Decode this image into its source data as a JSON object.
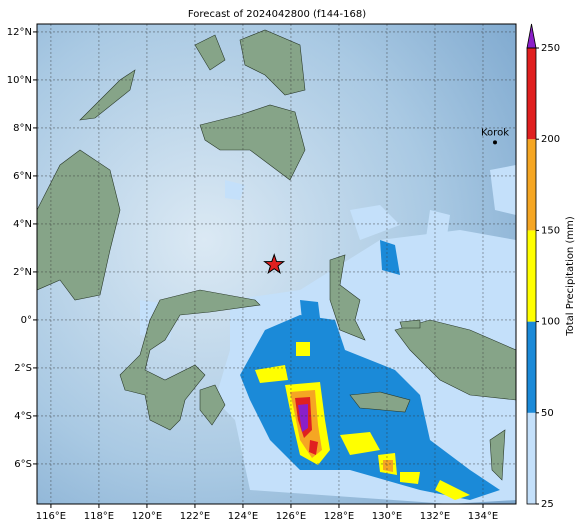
{
  "map": {
    "title": "Forecast of 2024042800 (f144-168)",
    "xlim": [
      115.42,
      135.375
    ],
    "ylim": [
      -7.67,
      12.33
    ],
    "xticks": [
      {
        "value": 116,
        "label": "116°E"
      },
      {
        "value": 118,
        "label": "118°E"
      },
      {
        "value": 120,
        "label": "120°E"
      },
      {
        "value": 122,
        "label": "122°E"
      },
      {
        "value": 124,
        "label": "124°E"
      },
      {
        "value": 126,
        "label": "126°E"
      },
      {
        "value": 128,
        "label": "128°E"
      },
      {
        "value": 130,
        "label": "130°E"
      },
      {
        "value": 132,
        "label": "132°E"
      },
      {
        "value": 134,
        "label": "134°E"
      }
    ],
    "yticks": [
      {
        "value": 12,
        "label": "12°N"
      },
      {
        "value": 10,
        "label": "10°N"
      },
      {
        "value": 8,
        "label": "8°N"
      },
      {
        "value": 6,
        "label": "6°N"
      },
      {
        "value": 4,
        "label": "4°N"
      },
      {
        "value": 2,
        "label": "2°N"
      },
      {
        "value": 0,
        "label": "0°"
      },
      {
        "value": -2,
        "label": "2°S"
      },
      {
        "value": -4,
        "label": "4°S"
      },
      {
        "value": -6,
        "label": "6°S"
      }
    ],
    "colorbar": {
      "label": "Total Precipitation (mm)",
      "levels": [
        25,
        50,
        100,
        150,
        200,
        250
      ],
      "colors": [
        "#c4e0fa",
        "#1b8ad8",
        "#ffff00",
        "#f5a623",
        "#e02020"
      ],
      "over_color": "#8a1fc8"
    },
    "places": [
      {
        "name": "Korok",
        "lon": 134.5,
        "lat": 7.4
      }
    ],
    "star": {
      "lon": 125.3,
      "lat": 2.3
    }
  }
}
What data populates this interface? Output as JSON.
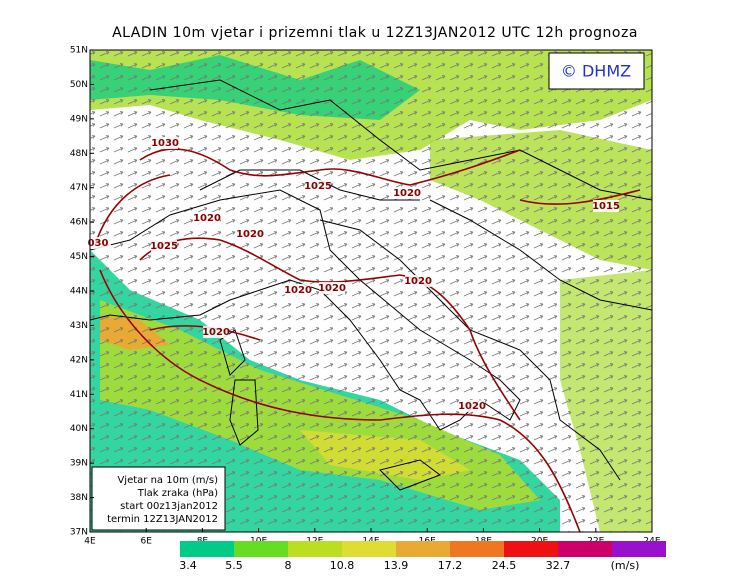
{
  "map": {
    "title": "ALADIN 10m vjetar i prizemni tlak u 12Z13JAN2012 UTC 12h prognoza",
    "copyright": "© DHMZ",
    "xlim": [
      4,
      24
    ],
    "ylim": [
      37,
      51
    ],
    "xticks": [
      {
        "value": 4,
        "label": "4E"
      },
      {
        "value": 6,
        "label": "6E"
      },
      {
        "value": 8,
        "label": "8E"
      },
      {
        "value": 10,
        "label": "10E"
      },
      {
        "value": 12,
        "label": "12E"
      },
      {
        "value": 14,
        "label": "14E"
      },
      {
        "value": 16,
        "label": "16E"
      },
      {
        "value": 18,
        "label": "18E"
      },
      {
        "value": 20,
        "label": "20E"
      },
      {
        "value": 22,
        "label": "22E"
      },
      {
        "value": 24,
        "label": "24E"
      }
    ],
    "yticks": [
      {
        "value": 37,
        "label": "37N"
      },
      {
        "value": 38,
        "label": "38N"
      },
      {
        "value": 39,
        "label": "39N"
      },
      {
        "value": 40,
        "label": "40N"
      },
      {
        "value": 41,
        "label": "41N"
      },
      {
        "value": 42,
        "label": "42N"
      },
      {
        "value": 43,
        "label": "43N"
      },
      {
        "value": 44,
        "label": "44N"
      },
      {
        "value": 45,
        "label": "45N"
      },
      {
        "value": 46,
        "label": "46N"
      },
      {
        "value": 47,
        "label": "47N"
      },
      {
        "value": 48,
        "label": "48N"
      },
      {
        "value": 49,
        "label": "49N"
      },
      {
        "value": 50,
        "label": "50N"
      },
      {
        "value": 51,
        "label": "51N"
      }
    ],
    "legend_lines": [
      "Vjetar na 10m (m/s)",
      "Tlak zraka (hPa)",
      "start 00z13jan2012",
      "termin 12Z13JAN2012"
    ],
    "isobar_labels": [
      "1030",
      "1025",
      "1020",
      "1015",
      "1020",
      "1020",
      "030",
      "1025",
      "1020",
      "1020",
      "1020",
      "1020",
      "1020"
    ]
  },
  "colorbar": {
    "levels": [
      3.4,
      5.5,
      8,
      10.8,
      13.9,
      17.2,
      24.5,
      32.7
    ],
    "colors": [
      "#00cc88",
      "#66dd22",
      "#bbdd22",
      "#dddd33",
      "#e8aa33",
      "#f07722",
      "#ee1111",
      "#cc0066"
    ],
    "top_color": "#9911cc",
    "unit": "(m/s)"
  }
}
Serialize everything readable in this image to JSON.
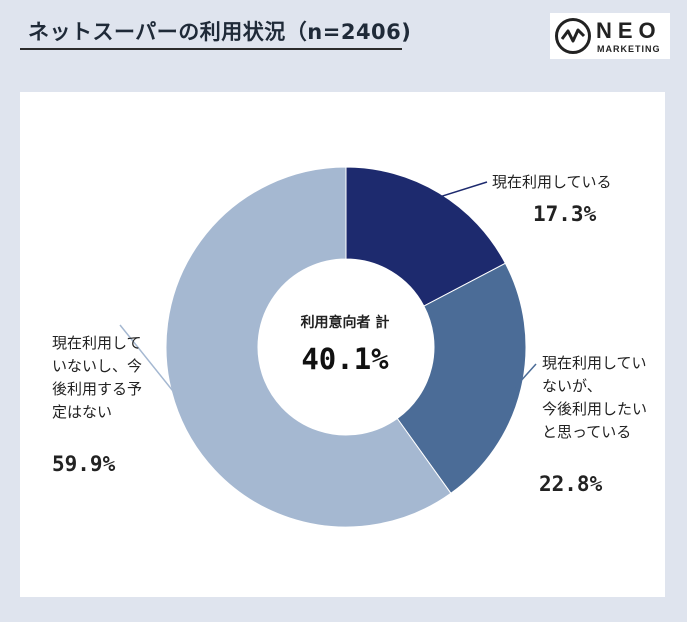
{
  "header": {
    "title": "ネットスーパーの利用状況（n=2406)"
  },
  "logo": {
    "name": "NEO",
    "subtitle": "MARKETING"
  },
  "chart_data": {
    "type": "pie",
    "title": "ネットスーパーの利用状況（n=2406)",
    "donut": true,
    "center_label": "利用意向者 計",
    "center_value": "40.1%",
    "slices": [
      {
        "label": "現在利用している",
        "value": 17.3,
        "display": "17.3%",
        "color": "#1d2a6e"
      },
      {
        "label": "現在利用していないが、今後利用したいと思っている",
        "value": 22.8,
        "display": "22.8%",
        "color": "#4b6c97"
      },
      {
        "label": "現在利用していないし、今後利用する予定はない",
        "value": 59.9,
        "display": "59.9%",
        "color": "#a5b8d1"
      }
    ]
  },
  "labels": {
    "s0": {
      "lines": [
        "現在利用している"
      ],
      "pct": "17.3%"
    },
    "s1": {
      "lines": [
        "現在利用してい",
        "ないが、",
        "今後利用したい",
        "と思っている"
      ],
      "pct": "22.8%"
    },
    "s2": {
      "lines": [
        "現在利用して",
        "いないし、今",
        "後利用する予",
        "定はない"
      ],
      "pct": "59.9%"
    }
  }
}
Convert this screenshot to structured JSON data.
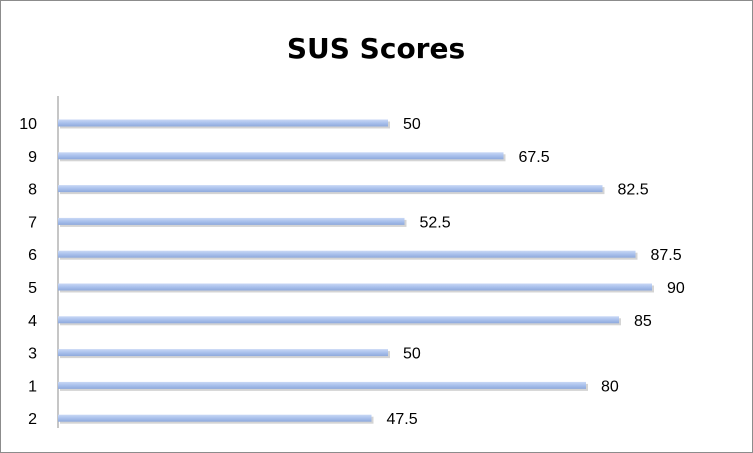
{
  "chart_data": {
    "type": "bar",
    "orientation": "horizontal",
    "title": "SUS Scores",
    "xlabel": "",
    "ylabel": "",
    "xlim": [
      0,
      100
    ],
    "grid": false,
    "legend": "none",
    "categories": [
      "10",
      "9",
      "8",
      "7",
      "6",
      "5",
      "4",
      "3",
      "1",
      "2"
    ],
    "values": [
      50,
      67.5,
      82.5,
      52.5,
      87.5,
      90,
      85,
      50,
      80,
      47.5
    ],
    "data_labels": [
      "50",
      "67.5",
      "82.5",
      "52.5",
      "87.5",
      "90",
      "85",
      "50",
      "80",
      "47.5"
    ],
    "bar_color": "#a9c0ec",
    "bar_shadow_color": "#b8b8b8"
  }
}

· · · ·

• TASK PROMPT: Each line of the material must be retyped exactly, except that images are omitted.

• CORRECT RESPONSE:
Decode this image into its source data as a JSON object.
{
  "map": {
    "title": "Forecast of 2024042800 (f144-168)",
    "xlim": [
      115.42,
      135.375
    ],
    "ylim": [
      -7.67,
      12.33
    ],
    "xticks": [
      {
        "value": 116,
        "label": "116°E"
      },
      {
        "value": 118,
        "label": "118°E"
      },
      {
        "value": 120,
        "label": "120°E"
      },
      {
        "value": 122,
        "label": "122°E"
      },
      {
        "value": 124,
        "label": "124°E"
      },
      {
        "value": 126,
        "label": "126°E"
      },
      {
        "value": 128,
        "label": "128°E"
      },
      {
        "value": 130,
        "label": "130°E"
      },
      {
        "value": 132,
        "label": "132°E"
      },
      {
        "value": 134,
        "label": "134°E"
      }
    ],
    "yticks": [
      {
        "value": 12,
        "label": "12°N"
      },
      {
        "value": 10,
        "label": "10°N"
      },
      {
        "value": 8,
        "label": "8°N"
      },
      {
        "value": 6,
        "label": "6°N"
      },
      {
        "value": 4,
        "label": "4°N"
      },
      {
        "value": 2,
        "label": "2°N"
      },
      {
        "value": 0,
        "label": "0°"
      },
      {
        "value": -2,
        "label": "2°S"
      },
      {
        "value": -4,
        "label": "4°S"
      },
      {
        "value": -6,
        "label": "6°S"
      }
    ],
    "colorbar": {
      "label": "Total Precipitation (mm)",
      "levels": [
        25,
        50,
        100,
        150,
        200,
        250
      ],
      "colors": [
        "#c4e0fa",
        "#1b8ad8",
        "#ffff00",
        "#f5a623",
        "#e02020"
      ],
      "over_color": "#8a1fc8"
    },
    "places": [
      {
        "name": "Korok",
        "lon": 134.5,
        "lat": 7.4
      }
    ],
    "star": {
      "lon": 125.3,
      "lat": 2.3
    }
  }
}
What data populates this interface? Output as JSON.
{
  "map": {
    "title": "ALADIN 10m vjetar i prizemni tlak u 12Z13JAN2012 UTC 12h prognoza",
    "copyright": "© DHMZ",
    "xlim": [
      4,
      24
    ],
    "ylim": [
      37,
      51
    ],
    "xticks": [
      {
        "value": 4,
        "label": "4E"
      },
      {
        "value": 6,
        "label": "6E"
      },
      {
        "value": 8,
        "label": "8E"
      },
      {
        "value": 10,
        "label": "10E"
      },
      {
        "value": 12,
        "label": "12E"
      },
      {
        "value": 14,
        "label": "14E"
      },
      {
        "value": 16,
        "label": "16E"
      },
      {
        "value": 18,
        "label": "18E"
      },
      {
        "value": 20,
        "label": "20E"
      },
      {
        "value": 22,
        "label": "22E"
      },
      {
        "value": 24,
        "label": "24E"
      }
    ],
    "yticks": [
      {
        "value": 37,
        "label": "37N"
      },
      {
        "value": 38,
        "label": "38N"
      },
      {
        "value": 39,
        "label": "39N"
      },
      {
        "value": 40,
        "label": "40N"
      },
      {
        "value": 41,
        "label": "41N"
      },
      {
        "value": 42,
        "label": "42N"
      },
      {
        "value": 43,
        "label": "43N"
      },
      {
        "value": 44,
        "label": "44N"
      },
      {
        "value": 45,
        "label": "45N"
      },
      {
        "value": 46,
        "label": "46N"
      },
      {
        "value": 47,
        "label": "47N"
      },
      {
        "value": 48,
        "label": "48N"
      },
      {
        "value": 49,
        "label": "49N"
      },
      {
        "value": 50,
        "label": "50N"
      },
      {
        "value": 51,
        "label": "51N"
      }
    ],
    "legend_lines": [
      "Vjetar na 10m (m/s)",
      "Tlak zraka (hPa)",
      "start 00z13jan2012",
      "termin 12Z13JAN2012"
    ],
    "isobar_labels": [
      "1030",
      "1025",
      "1020",
      "1015",
      "1020",
      "1020",
      "030",
      "1025",
      "1020",
      "1020",
      "1020",
      "1020",
      "1020"
    ]
  },
  "colorbar": {
    "levels": [
      3.4,
      5.5,
      8,
      10.8,
      13.9,
      17.2,
      24.5,
      32.7
    ],
    "colors": [
      "#00cc88",
      "#66dd22",
      "#bbdd22",
      "#dddd33",
      "#e8aa33",
      "#f07722",
      "#ee1111",
      "#cc0066"
    ],
    "top_color": "#9911cc",
    "unit": "(m/s)"
  }
}
Serialize everything readable in this image to JSON.
{
  "header": {
    "title": "ネットスーパーの利用状況（n=2406)"
  },
  "logo": {
    "name": "NEO",
    "subtitle": "MARKETING"
  },
  "chart_data": {
    "type": "pie",
    "title": "ネットスーパーの利用状況（n=2406)",
    "donut": true,
    "center_label": "利用意向者 計",
    "center_value": "40.1%",
    "slices": [
      {
        "label": "現在利用している",
        "value": 17.3,
        "display": "17.3%",
        "color": "#1d2a6e"
      },
      {
        "label": "現在利用していないが、今後利用したいと思っている",
        "value": 22.8,
        "display": "22.8%",
        "color": "#4b6c97"
      },
      {
        "label": "現在利用していないし、今後利用する予定はない",
        "value": 59.9,
        "display": "59.9%",
        "color": "#a5b8d1"
      }
    ]
  },
  "labels": {
    "s0": {
      "lines": [
        "現在利用している"
      ],
      "pct": "17.3%"
    },
    "s1": {
      "lines": [
        "現在利用してい",
        "ないが、",
        "今後利用したい",
        "と思っている"
      ],
      "pct": "22.8%"
    },
    "s2": {
      "lines": [
        "現在利用して",
        "いないし、今",
        "後利用する予",
        "定はない"
      ],
      "pct": "59.9%"
    }
  }
}
Convert this screenshot to structured JSON data.
{
  "chart_data": {
    "type": "bar",
    "orientation": "horizontal",
    "title": "SUS Scores",
    "xlabel": "",
    "ylabel": "",
    "xlim": [
      0,
      100
    ],
    "grid": false,
    "legend": "none",
    "categories": [
      "10",
      "9",
      "8",
      "7",
      "6",
      "5",
      "4",
      "3",
      "1",
      "2"
    ],
    "values": [
      50,
      67.5,
      82.5,
      52.5,
      87.5,
      90,
      85,
      50,
      80,
      47.5
    ],
    "data_labels": [
      "50",
      "67.5",
      "82.5",
      "52.5",
      "87.5",
      "90",
      "85",
      "50",
      "80",
      "47.5"
    ],
    "bar_color": "#a9c0ec",
    "bar_shadow_color": "#b8b8b8"
  }
}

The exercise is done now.